WORK TO DO: Below are records to repeat exactly. Omit the pictures from the copy.

Records from a dataset:
____
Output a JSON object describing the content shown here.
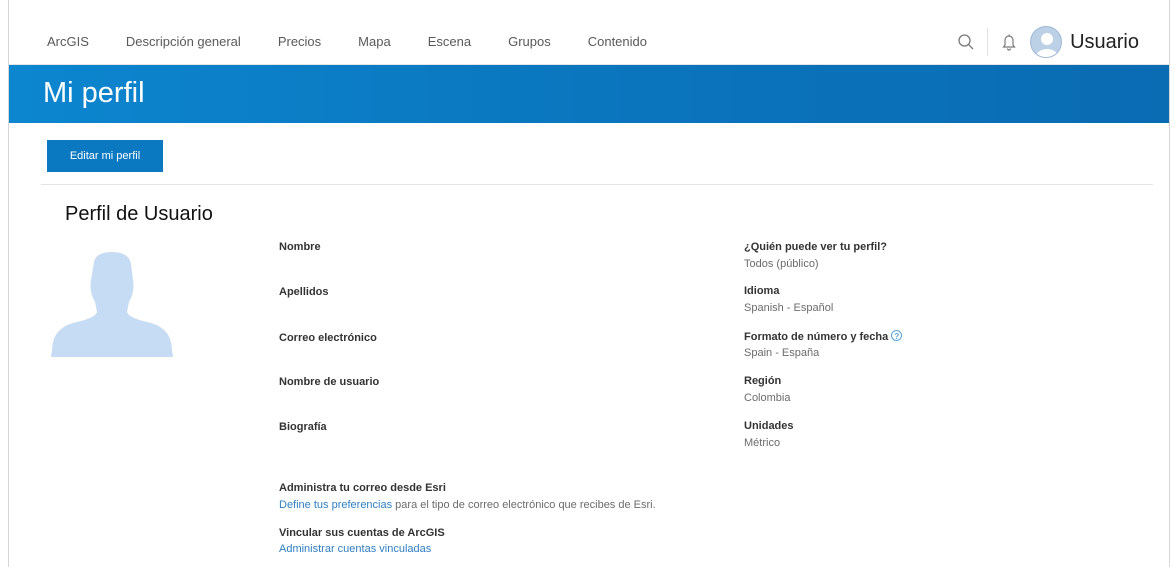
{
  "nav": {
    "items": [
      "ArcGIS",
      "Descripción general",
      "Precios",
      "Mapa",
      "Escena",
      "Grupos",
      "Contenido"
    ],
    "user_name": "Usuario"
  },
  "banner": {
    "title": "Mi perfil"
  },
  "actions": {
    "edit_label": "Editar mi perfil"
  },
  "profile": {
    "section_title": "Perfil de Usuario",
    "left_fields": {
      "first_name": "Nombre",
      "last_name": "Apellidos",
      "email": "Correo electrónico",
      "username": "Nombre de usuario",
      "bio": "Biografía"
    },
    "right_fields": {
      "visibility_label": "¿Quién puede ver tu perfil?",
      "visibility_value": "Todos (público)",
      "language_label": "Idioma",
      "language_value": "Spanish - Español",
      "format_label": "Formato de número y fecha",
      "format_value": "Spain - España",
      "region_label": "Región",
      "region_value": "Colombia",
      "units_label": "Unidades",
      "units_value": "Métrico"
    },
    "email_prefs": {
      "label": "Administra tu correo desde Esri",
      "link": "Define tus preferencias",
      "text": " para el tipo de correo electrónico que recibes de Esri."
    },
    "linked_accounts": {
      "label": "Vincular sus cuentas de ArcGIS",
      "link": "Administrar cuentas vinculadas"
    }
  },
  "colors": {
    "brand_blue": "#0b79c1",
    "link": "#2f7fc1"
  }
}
____
EXERCISE SOLUTION:
Output a JSON object describing the content shown here.
{
  "nav": {
    "items": [
      "ArcGIS",
      "Descripción general",
      "Precios",
      "Mapa",
      "Escena",
      "Grupos",
      "Contenido"
    ],
    "user_name": "Usuario"
  },
  "banner": {
    "title": "Mi perfil"
  },
  "actions": {
    "edit_label": "Editar mi perfil"
  },
  "profile": {
    "section_title": "Perfil de Usuario",
    "left_fields": {
      "first_name": "Nombre",
      "last_name": "Apellidos",
      "email": "Correo electrónico",
      "username": "Nombre de usuario",
      "bio": "Biografía"
    },
    "right_fields": {
      "visibility_label": "¿Quién puede ver tu perfil?",
      "visibility_value": "Todos (público)",
      "language_label": "Idioma",
      "language_value": "Spanish - Español",
      "format_label": "Formato de número y fecha",
      "format_value": "Spain - España",
      "region_label": "Región",
      "region_value": "Colombia",
      "units_label": "Unidades",
      "units_value": "Métrico"
    },
    "email_prefs": {
      "label": "Administra tu correo desde Esri",
      "link": "Define tus preferencias",
      "text": " para el tipo de correo electrónico que recibes de Esri."
    },
    "linked_accounts": {
      "label": "Vincular sus cuentas de ArcGIS",
      "link": "Administrar cuentas vinculadas"
    }
  },
  "colors": {
    "brand_blue": "#0b79c1",
    "link": "#2f7fc1"
  }
}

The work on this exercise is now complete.